══ Extracted information

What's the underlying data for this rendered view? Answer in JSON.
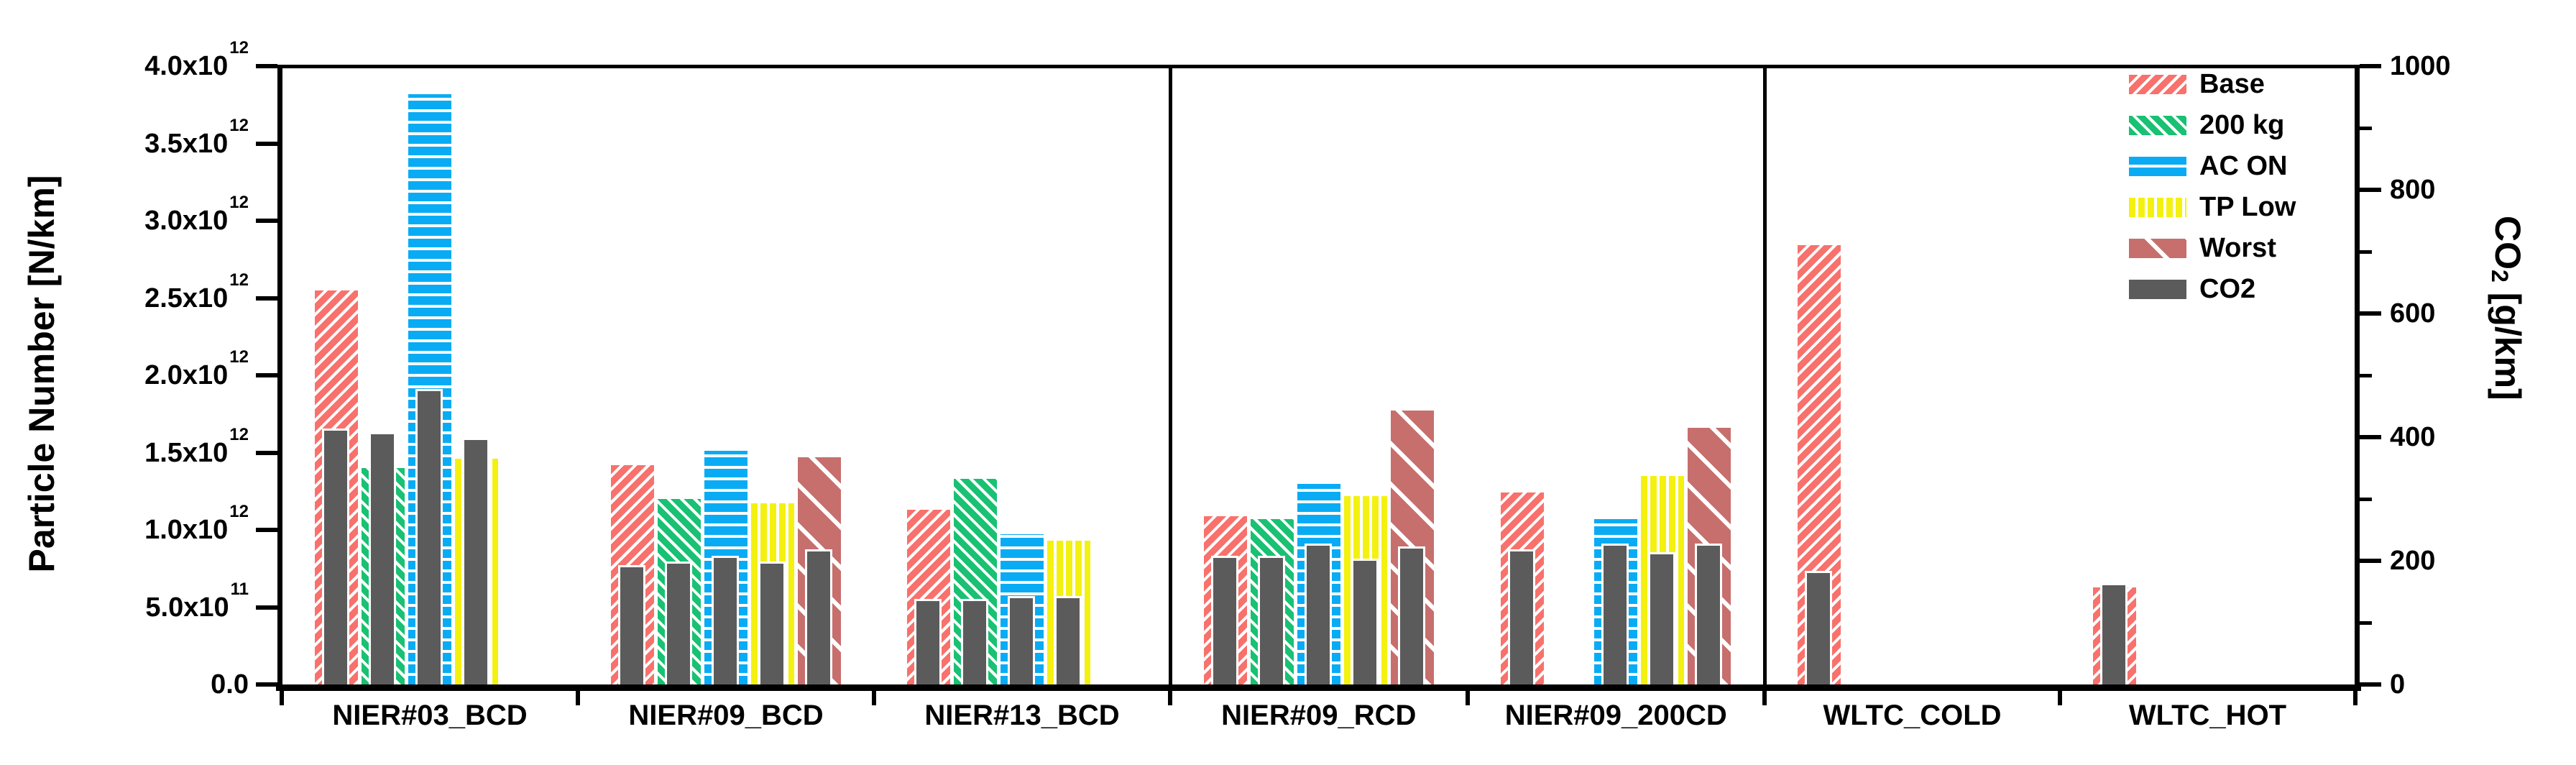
{
  "chart_data": {
    "type": "bar",
    "dual_axis": true,
    "left_axis": {
      "label": "Particle Number [N/km]",
      "min": 0,
      "max": 4000000000000.0,
      "major_step": 500000000000.0,
      "ticks": [
        {
          "m": "0.0",
          "e": ""
        },
        {
          "m": "5.0x10",
          "e": "11"
        },
        {
          "m": "1.0x10",
          "e": "12"
        },
        {
          "m": "1.5x10",
          "e": "12"
        },
        {
          "m": "2.0x10",
          "e": "12"
        },
        {
          "m": "2.5x10",
          "e": "12"
        },
        {
          "m": "3.0x10",
          "e": "12"
        },
        {
          "m": "3.5x10",
          "e": "12"
        },
        {
          "m": "4.0x10",
          "e": "12"
        }
      ]
    },
    "right_axis": {
      "label": "CO2 [g/km]",
      "label_pre": "CO",
      "label_sub": "2",
      "label_post": " [g/km]",
      "min": 0,
      "max": 1000,
      "major_step": 200,
      "minor_step": 100,
      "ticks": [
        "0",
        "200",
        "400",
        "600",
        "800",
        "1000"
      ]
    },
    "legend_position": "top-right",
    "grid": false,
    "series_slots": [
      "Base",
      "200 kg",
      "AC ON",
      "TP Low",
      "Worst"
    ],
    "co2_color": "#5b5b5b",
    "legend": [
      {
        "label": "Base",
        "color": "#f8716c",
        "pattern": "diag-up"
      },
      {
        "label": "200 kg",
        "color": "#19c173",
        "pattern": "diag-down"
      },
      {
        "label": "AC ON",
        "color": "#09acf4",
        "pattern": "horiz"
      },
      {
        "label": "TP Low",
        "color": "#f4f111",
        "pattern": "vert"
      },
      {
        "label": "Worst",
        "color": "#c66f6d",
        "pattern": "diag-down-wide"
      },
      {
        "label": "CO2",
        "color": "#5b5b5b",
        "pattern": "solid"
      }
    ],
    "sections": [
      [
        "NIER#03_BCD",
        "NIER#09_BCD",
        "NIER#13_BCD"
      ],
      [
        "NIER#09_RCD",
        "NIER#09_200CD"
      ],
      [
        "WLTC_COLD",
        "WLTC_HOT"
      ]
    ],
    "groups": [
      {
        "label": "NIER#03_BCD",
        "bars": {
          "Base": {
            "pn": 2550000000000.0,
            "co2": 410
          },
          "200 kg": {
            "pn": 1400000000000.0,
            "co2": 405
          },
          "AC ON": {
            "pn": 3820000000000.0,
            "co2": 475
          },
          "TP Low": {
            "pn": 1460000000000.0,
            "co2": 395
          }
        }
      },
      {
        "label": "NIER#09_BCD",
        "bars": {
          "Base": {
            "pn": 1420000000000.0,
            "co2": 190
          },
          "200 kg": {
            "pn": 1200000000000.0,
            "co2": 195
          },
          "AC ON": {
            "pn": 1510000000000.0,
            "co2": 205
          },
          "TP Low": {
            "pn": 1170000000000.0,
            "co2": 195
          },
          "Worst": {
            "pn": 1470000000000.0,
            "co2": 215
          }
        }
      },
      {
        "label": "NIER#13_BCD",
        "bars": {
          "Base": {
            "pn": 1130000000000.0,
            "co2": 135
          },
          "200 kg": {
            "pn": 1330000000000.0,
            "co2": 135
          },
          "AC ON": {
            "pn": 970000000000.0,
            "co2": 140
          },
          "TP Low": {
            "pn": 930000000000.0,
            "co2": 140
          }
        }
      },
      {
        "label": "NIER#09_RCD",
        "bars": {
          "Base": {
            "pn": 1090000000000.0,
            "co2": 205
          },
          "200 kg": {
            "pn": 1070000000000.0,
            "co2": 205
          },
          "AC ON": {
            "pn": 1300000000000.0,
            "co2": 225
          },
          "TP Low": {
            "pn": 1220000000000.0,
            "co2": 200
          },
          "Worst": {
            "pn": 1770000000000.0,
            "co2": 220
          }
        }
      },
      {
        "label": "NIER#09_200CD",
        "bars": {
          "Base": {
            "pn": 1240000000000.0,
            "co2": 215
          },
          "AC ON": {
            "pn": 1070000000000.0,
            "co2": 225
          },
          "TP Low": {
            "pn": 1350000000000.0,
            "co2": 210
          },
          "Worst": {
            "pn": 1660000000000.0,
            "co2": 225
          }
        }
      },
      {
        "label": "WLTC_COLD",
        "bars": {
          "Base": {
            "pn": 2840000000000.0,
            "co2": 180
          }
        }
      },
      {
        "label": "WLTC_HOT",
        "bars": {
          "Base": {
            "pn": 630000000000.0,
            "co2": 160
          }
        }
      }
    ]
  }
}
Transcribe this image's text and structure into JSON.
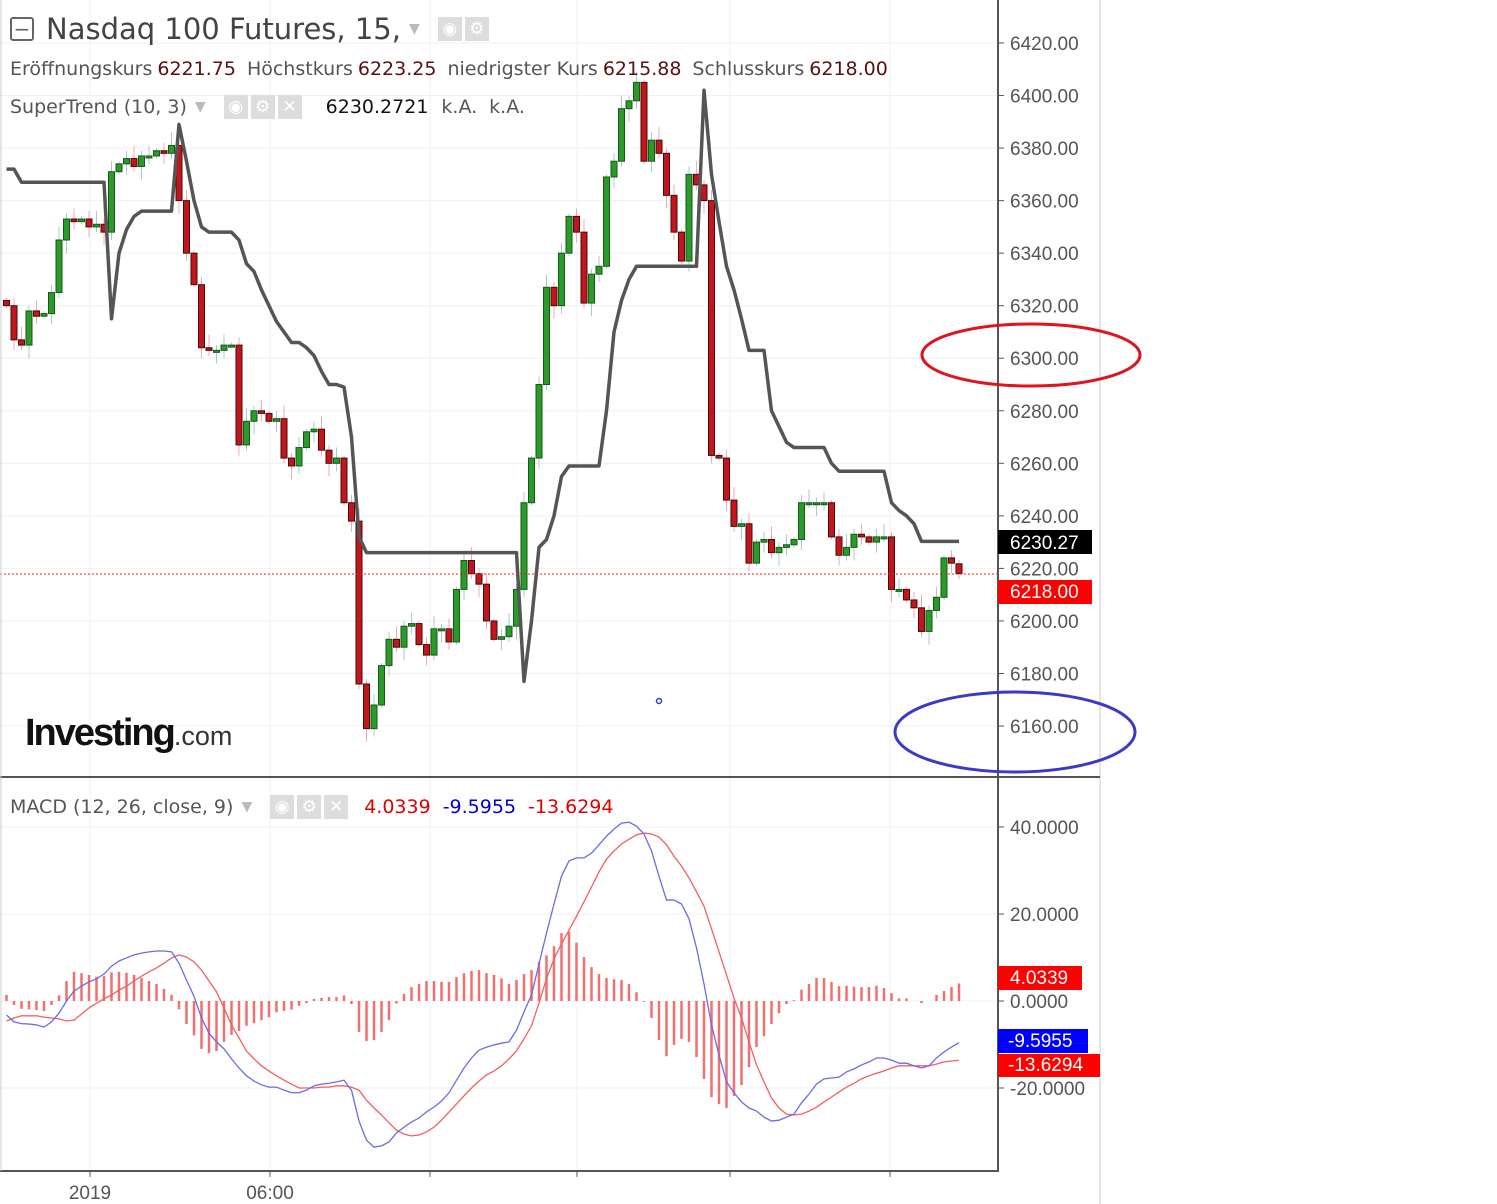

════

(Directions for this task): Copy out each line of the entries that holds "down".

(Output of the task):
        "pattern": "diag-down"
        "pattern": "diag-down-wide"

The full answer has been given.